TASK →
In the copy, include every entry exactly but none of the pictures.

****

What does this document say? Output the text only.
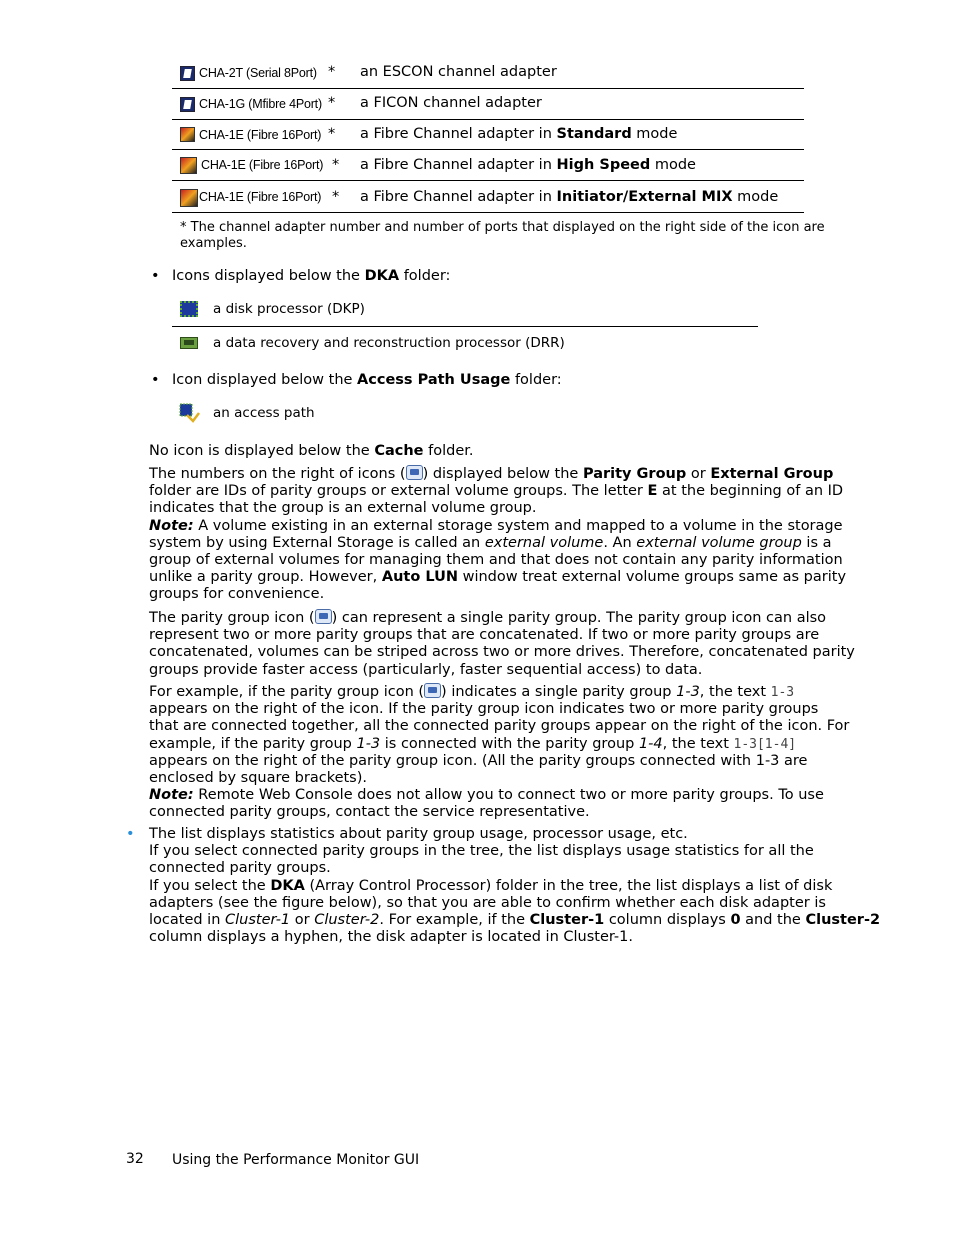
CHA-2T (Serial 8Port) * an ESCON channel adapter
CHA-1G (Mfibre 4Port) * a FICON channel adapter
CHA-1E (Fibre 16Port) * a Fibre Channel adapter in Standard mode
CHA-1E (Fibre 16Port) * a Fibre Channel adapter in High Speed mode
CHA-1E (Fibre 16Port) * a Fibre Channel adapter in Initiator/External MIX mode
* The channel adapter number and number of ports that displayed on the right side of the icon are
examples.
• Icons displayed below the DKA folder:
a disk processor (DKP)
a data recovery and reconstruction processor (DRR)
• Icon displayed below the Access Path Usage folder:
an access path
No icon is displayed below the Cache folder.
The numbers on the right of icons ( ) displayed below the Parity Group or External Group
folder are IDs of parity groups or external volume groups. The letter E at the beginning of an ID
indicates that the group is an external volume group.
Note: A volume existing in an external storage system and mapped to a volume in the storage
system by using External Storage is called an external volume. An external volume group is a
group of external volumes for managing them and that does not contain any parity information
unlike a parity group. However, Auto LUN window treat external volume groups same as parity
groups for convenience.
The parity group icon ( ) can represent a single parity group. The parity group icon can also
represent two or more parity groups that are concatenated. If two or more parity groups are
concatenated, volumes can be striped across two or more drives. Therefore, concatenated parity
groups provide faster access (particularly, faster sequential access) to data.
For example, if the parity group icon ( ) indicates a single parity group 1-3, the text 1-3
appears on the right of the icon. If the parity group icon indicates two or more parity groups
that are connected together, all the connected parity groups appear on the right of the icon. For
example, if the parity group 1-3 is connected with the parity group 1-4, the text 1-3[1-4]
appears on the right of the parity group icon. (All the parity groups connected with 1-3 are
enclosed by square brackets).
Note: Remote Web Console does not allow you to connect two or more parity groups. To use
connected parity groups, contact the service representative.
• The list displays statistics about parity group usage, processor usage, etc.
If you select connected parity groups in the tree, the list displays usage statistics for all the
connected parity groups.
If you select the DKA (Array Control Processor) folder in the tree, the list displays a list of disk
adapters (see the figure below), so that you are able to confirm whether each disk adapter is
located in Cluster-1 or Cluster-2. For example, if the Cluster-1 column displays 0 and the Cluster-2
column displays a hyphen, the disk adapter is located in Cluster-1.
32 Using the Performance Monitor GUI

****

TASK ANSWER →
What does this document say? Output the text only.
CHA-2T (Serial 8Port) * an ESCON channel adapter
CHA-1G (Mfibre 4Port) * a FICON channel adapter
CHA-1E (Fibre 16Port) * a Fibre Channel adapter in Standard mode
CHA-1E (Fibre 16Port) * a Fibre Channel adapter in High Speed mode
CHA-1E (Fibre 16Port) * a Fibre Channel adapter in Initiator/External MIX mode
* The channel adapter number and number of ports that displayed on the right side of the icon are
examples.
• Icons displayed below the DKA folder:
a disk processor (DKP)
a data recovery and reconstruction processor (DRR)
• Icon displayed below the Access Path Usage folder:
an access path
No icon is displayed below the Cache folder.
The numbers on the right of icons ( ) displayed below the Parity Group or External Group
folder are IDs of parity groups or external volume groups. The letter E at the beginning of an ID
indicates that the group is an external volume group.
Note: A volume existing in an external storage system and mapped to a volume in the storage
system by using External Storage is called an external volume. An external volume group is a
group of external volumes for managing them and that does not contain any parity information
unlike a parity group. However, Auto LUN window treat external volume groups same as parity
groups for convenience.
The parity group icon ( ) can represent a single parity group. The parity group icon can also
represent two or more parity groups that are concatenated. If two or more parity groups are
concatenated, volumes can be striped across two or more drives. Therefore, concatenated parity
groups provide faster access (particularly, faster sequential access) to data.
For example, if the parity group icon ( ) indicates a single parity group 1-3, the text 1-3
appears on the right of the icon. If the parity group icon indicates two or more parity groups
that are connected together, all the connected parity groups appear on the right of the icon. For
example, if the parity group 1-3 is connected with the parity group 1-4, the text 1-3[1-4]
appears on the right of the parity group icon. (All the parity groups connected with 1-3 are
enclosed by square brackets).
Note: Remote Web Console does not allow you to connect two or more parity groups. To use
connected parity groups, contact the service representative.
• The list displays statistics about parity group usage, processor usage, etc.
If you select connected parity groups in the tree, the list displays usage statistics for all the
connected parity groups.
If you select the DKA (Array Control Processor) folder in the tree, the list displays a list of disk
adapters (see the figure below), so that you are able to confirm whether each disk adapter is
located in Cluster-1 or Cluster-2. For example, if the Cluster-1 column displays 0 and the Cluster-2
column displays a hyphen, the disk adapter is located in Cluster-1.
32 Using the Performance Monitor GUI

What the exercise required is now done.